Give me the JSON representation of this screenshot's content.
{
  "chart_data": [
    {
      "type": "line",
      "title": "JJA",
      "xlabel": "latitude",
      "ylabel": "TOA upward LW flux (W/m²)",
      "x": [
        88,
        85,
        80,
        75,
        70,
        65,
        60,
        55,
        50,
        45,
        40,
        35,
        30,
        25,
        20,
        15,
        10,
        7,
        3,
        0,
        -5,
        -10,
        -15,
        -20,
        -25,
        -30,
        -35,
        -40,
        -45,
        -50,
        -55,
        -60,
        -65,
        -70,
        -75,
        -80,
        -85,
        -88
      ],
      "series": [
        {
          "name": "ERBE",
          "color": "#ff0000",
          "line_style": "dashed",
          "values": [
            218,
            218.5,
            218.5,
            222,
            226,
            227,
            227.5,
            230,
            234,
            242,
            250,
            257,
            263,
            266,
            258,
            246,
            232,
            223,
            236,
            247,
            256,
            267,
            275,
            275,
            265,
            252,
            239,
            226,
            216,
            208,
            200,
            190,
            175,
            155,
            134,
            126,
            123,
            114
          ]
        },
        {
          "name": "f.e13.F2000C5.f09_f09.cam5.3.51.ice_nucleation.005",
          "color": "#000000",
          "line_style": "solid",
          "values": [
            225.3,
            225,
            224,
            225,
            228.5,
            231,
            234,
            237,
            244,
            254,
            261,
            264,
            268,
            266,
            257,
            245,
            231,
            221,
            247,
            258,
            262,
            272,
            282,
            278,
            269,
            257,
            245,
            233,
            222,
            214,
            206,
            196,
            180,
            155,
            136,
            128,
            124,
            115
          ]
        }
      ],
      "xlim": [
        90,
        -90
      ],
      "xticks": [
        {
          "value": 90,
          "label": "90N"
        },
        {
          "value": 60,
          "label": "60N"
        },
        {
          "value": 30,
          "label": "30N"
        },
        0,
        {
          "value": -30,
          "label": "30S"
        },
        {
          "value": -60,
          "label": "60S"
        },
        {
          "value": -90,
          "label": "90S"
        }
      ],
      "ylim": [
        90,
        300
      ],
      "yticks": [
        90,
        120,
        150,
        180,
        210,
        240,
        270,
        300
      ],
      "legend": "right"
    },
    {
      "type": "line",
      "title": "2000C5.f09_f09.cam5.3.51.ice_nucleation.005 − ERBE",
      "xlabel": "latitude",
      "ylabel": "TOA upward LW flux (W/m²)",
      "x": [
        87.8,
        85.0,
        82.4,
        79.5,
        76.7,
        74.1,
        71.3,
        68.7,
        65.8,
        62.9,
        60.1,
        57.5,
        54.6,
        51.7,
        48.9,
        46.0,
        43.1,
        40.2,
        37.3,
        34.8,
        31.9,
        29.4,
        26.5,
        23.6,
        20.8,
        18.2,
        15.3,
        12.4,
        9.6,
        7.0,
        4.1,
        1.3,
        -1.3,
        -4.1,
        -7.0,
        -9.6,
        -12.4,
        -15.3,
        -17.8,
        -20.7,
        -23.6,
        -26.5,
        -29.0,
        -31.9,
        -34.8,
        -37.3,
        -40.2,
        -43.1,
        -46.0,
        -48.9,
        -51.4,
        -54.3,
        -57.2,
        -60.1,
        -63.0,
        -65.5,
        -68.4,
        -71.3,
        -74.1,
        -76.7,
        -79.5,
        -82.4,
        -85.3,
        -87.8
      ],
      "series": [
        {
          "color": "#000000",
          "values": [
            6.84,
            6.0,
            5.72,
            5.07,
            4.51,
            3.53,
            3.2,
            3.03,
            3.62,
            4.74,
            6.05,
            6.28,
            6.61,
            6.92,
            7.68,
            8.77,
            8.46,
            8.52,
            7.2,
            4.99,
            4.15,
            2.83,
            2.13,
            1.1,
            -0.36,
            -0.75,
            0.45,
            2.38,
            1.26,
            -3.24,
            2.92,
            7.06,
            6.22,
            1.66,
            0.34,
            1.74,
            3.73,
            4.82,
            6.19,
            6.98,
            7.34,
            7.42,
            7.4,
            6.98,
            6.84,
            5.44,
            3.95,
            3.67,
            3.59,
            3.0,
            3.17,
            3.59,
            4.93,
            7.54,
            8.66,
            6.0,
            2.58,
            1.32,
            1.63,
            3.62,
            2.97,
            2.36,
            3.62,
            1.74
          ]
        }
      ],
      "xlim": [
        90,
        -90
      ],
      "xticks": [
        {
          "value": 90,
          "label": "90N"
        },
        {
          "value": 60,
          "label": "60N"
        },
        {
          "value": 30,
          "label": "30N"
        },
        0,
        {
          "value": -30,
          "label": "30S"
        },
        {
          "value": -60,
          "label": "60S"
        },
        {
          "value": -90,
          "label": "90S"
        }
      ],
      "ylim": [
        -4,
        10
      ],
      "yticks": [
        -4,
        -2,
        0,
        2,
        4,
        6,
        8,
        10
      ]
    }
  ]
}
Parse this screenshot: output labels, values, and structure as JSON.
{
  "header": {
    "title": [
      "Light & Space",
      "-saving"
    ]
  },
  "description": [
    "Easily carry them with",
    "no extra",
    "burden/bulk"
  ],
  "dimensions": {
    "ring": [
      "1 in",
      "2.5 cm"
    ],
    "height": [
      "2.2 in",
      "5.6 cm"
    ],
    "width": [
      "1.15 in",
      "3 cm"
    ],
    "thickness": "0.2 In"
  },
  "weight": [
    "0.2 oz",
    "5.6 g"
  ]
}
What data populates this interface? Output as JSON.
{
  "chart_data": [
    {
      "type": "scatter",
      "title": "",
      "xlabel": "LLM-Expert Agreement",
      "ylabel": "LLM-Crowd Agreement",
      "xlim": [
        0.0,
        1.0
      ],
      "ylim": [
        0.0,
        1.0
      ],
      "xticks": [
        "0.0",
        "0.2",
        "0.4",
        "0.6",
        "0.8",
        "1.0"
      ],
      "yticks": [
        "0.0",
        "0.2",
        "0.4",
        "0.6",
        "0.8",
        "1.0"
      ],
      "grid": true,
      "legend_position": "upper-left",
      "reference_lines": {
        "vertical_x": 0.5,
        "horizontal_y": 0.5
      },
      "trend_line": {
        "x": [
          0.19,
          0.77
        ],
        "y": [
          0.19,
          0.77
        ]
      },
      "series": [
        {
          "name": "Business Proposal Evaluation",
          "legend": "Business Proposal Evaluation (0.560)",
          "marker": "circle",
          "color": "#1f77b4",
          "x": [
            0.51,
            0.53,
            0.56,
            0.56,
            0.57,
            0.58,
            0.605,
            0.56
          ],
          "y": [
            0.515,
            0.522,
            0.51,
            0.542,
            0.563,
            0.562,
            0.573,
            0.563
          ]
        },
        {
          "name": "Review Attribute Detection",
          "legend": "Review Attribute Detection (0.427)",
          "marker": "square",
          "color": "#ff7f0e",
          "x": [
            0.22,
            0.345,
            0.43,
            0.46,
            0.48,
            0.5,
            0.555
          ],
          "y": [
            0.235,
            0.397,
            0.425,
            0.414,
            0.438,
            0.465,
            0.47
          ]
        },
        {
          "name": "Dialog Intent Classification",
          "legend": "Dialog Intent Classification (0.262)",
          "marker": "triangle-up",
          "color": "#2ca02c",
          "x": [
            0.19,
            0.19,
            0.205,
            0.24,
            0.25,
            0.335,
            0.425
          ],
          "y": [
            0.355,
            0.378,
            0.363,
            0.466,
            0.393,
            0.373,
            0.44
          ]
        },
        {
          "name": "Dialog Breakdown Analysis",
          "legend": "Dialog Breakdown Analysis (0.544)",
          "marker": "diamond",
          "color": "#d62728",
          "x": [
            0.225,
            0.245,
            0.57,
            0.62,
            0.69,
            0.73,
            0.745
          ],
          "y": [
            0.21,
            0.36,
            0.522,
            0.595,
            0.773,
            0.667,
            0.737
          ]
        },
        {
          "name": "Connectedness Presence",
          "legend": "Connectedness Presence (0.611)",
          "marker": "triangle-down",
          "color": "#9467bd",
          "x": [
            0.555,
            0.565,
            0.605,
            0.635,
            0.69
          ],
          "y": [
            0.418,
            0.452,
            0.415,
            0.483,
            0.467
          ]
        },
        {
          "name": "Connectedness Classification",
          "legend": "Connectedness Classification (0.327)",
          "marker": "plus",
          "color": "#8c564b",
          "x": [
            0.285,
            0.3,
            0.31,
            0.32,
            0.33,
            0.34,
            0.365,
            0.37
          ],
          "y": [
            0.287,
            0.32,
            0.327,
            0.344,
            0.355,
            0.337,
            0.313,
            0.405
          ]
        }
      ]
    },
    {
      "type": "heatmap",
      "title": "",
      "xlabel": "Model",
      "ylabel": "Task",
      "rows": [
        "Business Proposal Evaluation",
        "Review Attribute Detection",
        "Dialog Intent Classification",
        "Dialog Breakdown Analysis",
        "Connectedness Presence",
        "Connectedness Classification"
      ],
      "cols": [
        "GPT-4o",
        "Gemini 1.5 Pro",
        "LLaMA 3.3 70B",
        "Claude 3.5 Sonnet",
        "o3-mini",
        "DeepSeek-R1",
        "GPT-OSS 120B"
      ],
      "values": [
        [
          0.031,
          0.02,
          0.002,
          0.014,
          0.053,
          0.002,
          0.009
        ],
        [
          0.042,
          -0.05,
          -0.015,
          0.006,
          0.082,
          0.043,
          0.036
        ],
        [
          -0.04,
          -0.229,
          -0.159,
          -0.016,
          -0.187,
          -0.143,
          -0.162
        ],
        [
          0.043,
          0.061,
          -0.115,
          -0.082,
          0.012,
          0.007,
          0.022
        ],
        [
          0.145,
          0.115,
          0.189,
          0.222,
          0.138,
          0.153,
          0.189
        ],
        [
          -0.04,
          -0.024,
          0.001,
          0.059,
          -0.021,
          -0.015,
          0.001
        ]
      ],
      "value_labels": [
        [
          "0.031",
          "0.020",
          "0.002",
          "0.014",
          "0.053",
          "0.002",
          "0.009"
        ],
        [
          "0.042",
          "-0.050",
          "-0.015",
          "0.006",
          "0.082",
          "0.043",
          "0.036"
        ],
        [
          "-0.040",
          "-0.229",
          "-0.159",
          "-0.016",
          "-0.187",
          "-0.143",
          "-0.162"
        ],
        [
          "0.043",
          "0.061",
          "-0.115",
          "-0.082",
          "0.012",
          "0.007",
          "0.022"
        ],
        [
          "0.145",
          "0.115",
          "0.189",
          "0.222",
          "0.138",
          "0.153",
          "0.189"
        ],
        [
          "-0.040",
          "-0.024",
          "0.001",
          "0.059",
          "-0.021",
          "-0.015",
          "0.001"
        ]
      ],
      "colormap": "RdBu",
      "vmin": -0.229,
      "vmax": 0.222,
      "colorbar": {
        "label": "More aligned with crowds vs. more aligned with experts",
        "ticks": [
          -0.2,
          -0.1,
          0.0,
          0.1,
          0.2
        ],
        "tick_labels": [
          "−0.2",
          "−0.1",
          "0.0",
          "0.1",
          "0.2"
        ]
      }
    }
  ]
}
- - -
* [TASK PROMPT]:
Identify each line holding the string "xlabel", and copy it out.

* [SOLUTION]:
      "xlabel": "latitude",
      "xlabel": "latitude",
      "xlabel": "LLM-Expert Agreement",
      "xlabel": "Model",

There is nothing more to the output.